What the task asks:
Please recast the lines as a Markdown table with columns Row and Line, starting at the first line and ending at the line that contains "batch-number: Batch number", and leaving out any blank lines.

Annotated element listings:
/---

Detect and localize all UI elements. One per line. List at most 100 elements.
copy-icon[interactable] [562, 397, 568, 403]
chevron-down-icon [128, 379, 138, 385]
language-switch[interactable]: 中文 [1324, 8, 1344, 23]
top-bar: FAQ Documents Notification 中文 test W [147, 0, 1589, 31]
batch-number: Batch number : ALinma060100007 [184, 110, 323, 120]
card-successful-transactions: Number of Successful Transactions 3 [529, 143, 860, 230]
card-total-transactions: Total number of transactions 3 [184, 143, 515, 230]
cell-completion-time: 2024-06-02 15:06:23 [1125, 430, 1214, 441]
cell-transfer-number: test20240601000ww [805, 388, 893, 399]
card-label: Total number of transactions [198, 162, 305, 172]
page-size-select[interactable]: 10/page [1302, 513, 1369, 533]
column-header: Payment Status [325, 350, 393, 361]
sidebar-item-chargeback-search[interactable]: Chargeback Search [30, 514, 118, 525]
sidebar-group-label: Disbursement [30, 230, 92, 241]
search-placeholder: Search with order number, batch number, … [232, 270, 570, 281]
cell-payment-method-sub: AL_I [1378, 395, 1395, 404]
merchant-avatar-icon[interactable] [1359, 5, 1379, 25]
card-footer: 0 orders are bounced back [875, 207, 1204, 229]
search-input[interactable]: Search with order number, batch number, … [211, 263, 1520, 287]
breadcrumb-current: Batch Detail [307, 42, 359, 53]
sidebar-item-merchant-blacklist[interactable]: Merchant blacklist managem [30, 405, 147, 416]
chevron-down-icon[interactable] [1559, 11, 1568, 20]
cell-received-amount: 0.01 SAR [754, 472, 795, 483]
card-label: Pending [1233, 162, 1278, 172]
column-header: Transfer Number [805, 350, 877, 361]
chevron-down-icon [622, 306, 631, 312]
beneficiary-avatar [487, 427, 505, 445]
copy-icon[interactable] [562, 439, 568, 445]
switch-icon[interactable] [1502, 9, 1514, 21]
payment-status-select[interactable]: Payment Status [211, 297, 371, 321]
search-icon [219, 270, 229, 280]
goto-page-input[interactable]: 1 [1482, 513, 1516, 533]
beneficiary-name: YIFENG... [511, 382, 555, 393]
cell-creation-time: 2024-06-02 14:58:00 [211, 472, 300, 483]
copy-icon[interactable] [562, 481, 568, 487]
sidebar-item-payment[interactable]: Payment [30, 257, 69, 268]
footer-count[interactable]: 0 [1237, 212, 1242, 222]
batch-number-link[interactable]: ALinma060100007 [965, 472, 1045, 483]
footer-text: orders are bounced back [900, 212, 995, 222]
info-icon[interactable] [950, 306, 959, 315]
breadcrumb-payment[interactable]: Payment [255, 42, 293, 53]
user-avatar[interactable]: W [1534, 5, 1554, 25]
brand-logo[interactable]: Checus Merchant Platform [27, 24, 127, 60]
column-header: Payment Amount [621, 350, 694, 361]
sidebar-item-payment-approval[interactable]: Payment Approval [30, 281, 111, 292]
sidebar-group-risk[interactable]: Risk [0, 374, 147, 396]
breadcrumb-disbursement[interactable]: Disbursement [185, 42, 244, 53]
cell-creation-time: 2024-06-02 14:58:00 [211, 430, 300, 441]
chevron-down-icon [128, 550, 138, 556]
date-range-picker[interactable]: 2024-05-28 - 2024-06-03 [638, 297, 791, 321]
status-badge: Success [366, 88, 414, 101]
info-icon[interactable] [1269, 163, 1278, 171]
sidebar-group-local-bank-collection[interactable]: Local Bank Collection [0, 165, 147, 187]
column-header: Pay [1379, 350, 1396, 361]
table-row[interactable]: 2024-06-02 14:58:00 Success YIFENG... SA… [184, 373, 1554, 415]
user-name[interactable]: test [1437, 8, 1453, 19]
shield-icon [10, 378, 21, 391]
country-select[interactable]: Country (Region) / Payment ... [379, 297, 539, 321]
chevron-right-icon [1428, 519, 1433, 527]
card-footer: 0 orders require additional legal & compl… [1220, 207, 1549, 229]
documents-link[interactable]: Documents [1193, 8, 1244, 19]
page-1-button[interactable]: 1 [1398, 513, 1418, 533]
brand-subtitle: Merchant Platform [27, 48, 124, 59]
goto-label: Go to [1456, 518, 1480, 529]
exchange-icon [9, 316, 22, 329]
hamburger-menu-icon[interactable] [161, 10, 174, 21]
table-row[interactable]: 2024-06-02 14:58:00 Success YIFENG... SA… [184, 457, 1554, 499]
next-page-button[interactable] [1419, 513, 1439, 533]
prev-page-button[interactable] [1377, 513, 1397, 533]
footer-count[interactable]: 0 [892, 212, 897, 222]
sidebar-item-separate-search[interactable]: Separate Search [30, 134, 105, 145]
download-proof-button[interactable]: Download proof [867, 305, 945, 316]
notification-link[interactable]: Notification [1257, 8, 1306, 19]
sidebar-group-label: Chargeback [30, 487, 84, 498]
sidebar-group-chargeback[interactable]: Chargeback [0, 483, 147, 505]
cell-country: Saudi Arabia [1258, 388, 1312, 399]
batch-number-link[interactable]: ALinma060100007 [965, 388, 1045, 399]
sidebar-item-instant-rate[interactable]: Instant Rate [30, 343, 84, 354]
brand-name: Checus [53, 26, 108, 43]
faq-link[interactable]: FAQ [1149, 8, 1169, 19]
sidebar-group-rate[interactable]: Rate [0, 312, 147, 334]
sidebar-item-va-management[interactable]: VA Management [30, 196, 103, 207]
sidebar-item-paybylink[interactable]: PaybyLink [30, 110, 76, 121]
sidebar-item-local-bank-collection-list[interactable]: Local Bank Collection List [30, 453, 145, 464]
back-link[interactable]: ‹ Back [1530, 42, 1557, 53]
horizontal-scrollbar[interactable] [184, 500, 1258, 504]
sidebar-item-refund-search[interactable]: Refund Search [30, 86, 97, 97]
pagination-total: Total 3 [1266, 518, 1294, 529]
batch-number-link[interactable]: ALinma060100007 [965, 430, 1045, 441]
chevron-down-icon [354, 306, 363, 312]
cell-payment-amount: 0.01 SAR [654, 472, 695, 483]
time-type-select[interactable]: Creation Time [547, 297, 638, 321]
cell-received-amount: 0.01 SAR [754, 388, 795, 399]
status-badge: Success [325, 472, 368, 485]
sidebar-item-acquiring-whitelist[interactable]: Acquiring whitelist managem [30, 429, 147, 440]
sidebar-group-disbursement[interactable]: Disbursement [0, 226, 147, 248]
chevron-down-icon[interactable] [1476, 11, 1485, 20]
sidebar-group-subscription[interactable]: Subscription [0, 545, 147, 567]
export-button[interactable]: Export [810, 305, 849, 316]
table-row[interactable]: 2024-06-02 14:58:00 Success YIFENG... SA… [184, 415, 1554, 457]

\---

Finished task:
| Row | Line |
|---|---|
| 1 | Detect and localize all UI elements. One per line. List at most 100 elements. |
| 2 | copy-icon[interactable] [562, 397, 568, 403] |
| 3 | chevron-down-icon [128, 379, 138, 385] |
| 4 | language-switch[interactable]: 中文 [1324, 8, 1344, 23] |
| 5 | top-bar: FAQ Documents Notification 中文 test W [147, 0, 1589, 31] |
| 6 | batch-number: Batch number : ALinma060100007 [184, 110, 323, 120] |